Task to complete:
Each entry below is to be extracted exactly.

Dataset entries:
——
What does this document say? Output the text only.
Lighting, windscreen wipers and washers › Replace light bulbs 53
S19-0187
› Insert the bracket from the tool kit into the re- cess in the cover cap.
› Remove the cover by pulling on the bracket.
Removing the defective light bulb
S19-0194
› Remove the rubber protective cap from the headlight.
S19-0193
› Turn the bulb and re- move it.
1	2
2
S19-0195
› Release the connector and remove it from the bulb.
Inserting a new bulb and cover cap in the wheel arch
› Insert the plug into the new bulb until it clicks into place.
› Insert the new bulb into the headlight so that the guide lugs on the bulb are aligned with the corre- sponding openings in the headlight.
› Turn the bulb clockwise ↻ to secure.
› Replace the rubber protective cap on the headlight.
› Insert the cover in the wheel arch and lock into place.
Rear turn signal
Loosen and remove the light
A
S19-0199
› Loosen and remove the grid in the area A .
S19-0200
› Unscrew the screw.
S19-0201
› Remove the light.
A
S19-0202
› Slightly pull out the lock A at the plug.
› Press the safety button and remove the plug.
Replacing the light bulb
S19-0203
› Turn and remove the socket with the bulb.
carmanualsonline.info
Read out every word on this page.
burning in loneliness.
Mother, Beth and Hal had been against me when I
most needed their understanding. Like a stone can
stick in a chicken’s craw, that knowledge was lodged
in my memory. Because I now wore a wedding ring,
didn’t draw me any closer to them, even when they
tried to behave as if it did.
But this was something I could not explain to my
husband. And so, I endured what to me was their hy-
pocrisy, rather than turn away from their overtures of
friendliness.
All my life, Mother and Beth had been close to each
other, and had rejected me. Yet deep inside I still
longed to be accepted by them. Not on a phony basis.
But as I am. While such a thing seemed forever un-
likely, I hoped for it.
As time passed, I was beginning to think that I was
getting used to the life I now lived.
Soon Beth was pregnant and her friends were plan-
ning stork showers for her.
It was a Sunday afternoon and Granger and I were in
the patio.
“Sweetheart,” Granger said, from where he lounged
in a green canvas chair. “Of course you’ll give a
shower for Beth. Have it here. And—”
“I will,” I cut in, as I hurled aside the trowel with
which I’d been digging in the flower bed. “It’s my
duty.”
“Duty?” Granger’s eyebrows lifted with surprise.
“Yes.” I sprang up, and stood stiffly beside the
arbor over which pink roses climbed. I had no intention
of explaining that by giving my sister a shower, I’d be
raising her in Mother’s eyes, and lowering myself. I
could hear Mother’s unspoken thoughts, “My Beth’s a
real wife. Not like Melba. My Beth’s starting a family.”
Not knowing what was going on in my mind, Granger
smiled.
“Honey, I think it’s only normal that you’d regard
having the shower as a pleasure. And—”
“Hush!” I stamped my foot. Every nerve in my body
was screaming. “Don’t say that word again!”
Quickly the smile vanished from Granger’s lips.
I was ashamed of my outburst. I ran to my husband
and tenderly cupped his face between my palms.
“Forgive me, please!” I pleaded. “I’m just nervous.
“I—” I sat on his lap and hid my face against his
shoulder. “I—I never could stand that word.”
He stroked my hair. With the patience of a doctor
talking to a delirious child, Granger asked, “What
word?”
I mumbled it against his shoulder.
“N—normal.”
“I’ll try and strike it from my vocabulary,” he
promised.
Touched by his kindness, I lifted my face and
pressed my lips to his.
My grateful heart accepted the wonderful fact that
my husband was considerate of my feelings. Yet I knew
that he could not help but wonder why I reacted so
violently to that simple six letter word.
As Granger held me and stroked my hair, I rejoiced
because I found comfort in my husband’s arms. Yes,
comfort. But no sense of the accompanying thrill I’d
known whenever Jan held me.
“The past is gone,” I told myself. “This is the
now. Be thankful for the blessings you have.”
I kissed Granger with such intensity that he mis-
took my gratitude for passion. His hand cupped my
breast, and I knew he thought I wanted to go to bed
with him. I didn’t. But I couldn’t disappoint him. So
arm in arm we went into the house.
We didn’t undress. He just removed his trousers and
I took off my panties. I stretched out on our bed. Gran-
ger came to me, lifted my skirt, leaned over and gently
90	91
——
The completed task:
What does this document say? Output the text only.
Lighting, windscreen wipers and washers › Replace light bulbs 53
S19-0187
› Insert the bracket from the tool kit into the re- cess in the cover cap.
› Remove the cover by pulling on the bracket.
Removing the defective light bulb
S19-0194
› Remove the rubber protective cap from the headlight.
S19-0193
› Turn the bulb and re- move it.
1	2
2
S19-0195
› Release the connector and remove it from the bulb.
Inserting a new bulb and cover cap in the wheel arch
› Insert the plug into the new bulb until it clicks into place.
› Insert the new bulb into the headlight so that the guide lugs on the bulb are aligned with the corre- sponding openings in the headlight.
› Turn the bulb clockwise ↻ to secure.
› Replace the rubber protective cap on the headlight.
› Insert the cover in the wheel arch and lock into place.
Rear turn signal
Loosen and remove the light
A
S19-0199
› Loosen and remove the grid in the area A .
S19-0200
› Unscrew the screw.
S19-0201
› Remove the light.
A
S19-0202
› Slightly pull out the lock A at the plug.
› Press the safety button and remove the plug.
Replacing the light bulb
S19-0203
› Turn and remove the socket with the bulb.
carmanualsonline.info
Read out every word on this page.
burning in loneliness.
Mother, Beth and Hal had been against me when I
most needed their understanding. Like a stone can
stick in a chicken’s craw, that knowledge was lodged
in my memory. Because I now wore a wedding ring,
didn’t draw me any closer to them, even when they
tried to behave as if it did.
But this was something I could not explain to my
husband. And so, I endured what to me was their hy-
pocrisy, rather than turn away from their overtures of
friendliness.
All my life, Mother and Beth had been close to each
other, and had rejected me. Yet deep inside I still
longed to be accepted by them. Not on a phony basis.
But as I am. While such a thing seemed forever un-
likely, I hoped for it.
As time passed, I was beginning to think that I was
getting used to the life I now lived.
Soon Beth was pregnant and her friends were plan-
ning stork showers for her.
It was a Sunday afternoon and Granger and I were in
the patio.
“Sweetheart,” Granger said, from where he lounged
in a green canvas chair. “Of course you’ll give a
shower for Beth. Have it here. And—”
“I will,” I cut in, as I hurled aside the trowel with
which I’d been digging in the flower bed. “It’s my
duty.”
“Duty?” Granger’s eyebrows lifted with surprise.
“Yes.” I sprang up, and stood stiffly beside the
arbor over which pink roses climbed. I had no intention
of explaining that by giving my sister a shower, I’d be
raising her in Mother’s eyes, and lowering myself. I
could hear Mother’s unspoken thoughts, “My Beth’s a
real wife. Not like Melba. My Beth’s starting a family.”
Not knowing what was going on in my mind, Granger
smiled.
“Honey, I think it’s only normal that you’d regard
having the shower as a pleasure. And—”
“Hush!” I stamped my foot. Every nerve in my body
was screaming. “Don’t say that word again!”
Quickly the smile vanished from Granger’s lips.
I was ashamed of my outburst. I ran to my husband
and tenderly cupped his face between my palms.
“Forgive me, please!” I pleaded. “I’m just nervous.
“I—” I sat on his lap and hid my face against his
shoulder. “I—I never could stand that word.”
He stroked my hair. With the patience of a doctor
talking to a delirious child, Granger asked, “What
word?”
I mumbled it against his shoulder.
“N—normal.”
“I’ll try and strike it from my vocabulary,” he
promised.
Touched by his kindness, I lifted my face and
pressed my lips to his.
My grateful heart accepted the wonderful fact that
my husband was considerate of my feelings. Yet I knew
that he could not help but wonder why I reacted so
violently to that simple six letter word.
As Granger held me and stroked my hair, I rejoiced
because I found comfort in my husband’s arms. Yes,
comfort. But no sense of the accompanying thrill I’d
known whenever Jan held me.
“The past is gone,” I told myself. “This is the
now. Be thankful for the blessings you have.”
I kissed Granger with such intensity that he mis-
took my gratitude for passion. His hand cupped my
breast, and I knew he thought I wanted to go to bed
with him. I didn’t. But I couldn’t disappoint him. So
arm in arm we went into the house.
We didn’t undress. He just removed his trousers and
I took off my panties. I stretched out on our bed. Gran-
ger came to me, lifted my skirt, leaned over and gently
90	91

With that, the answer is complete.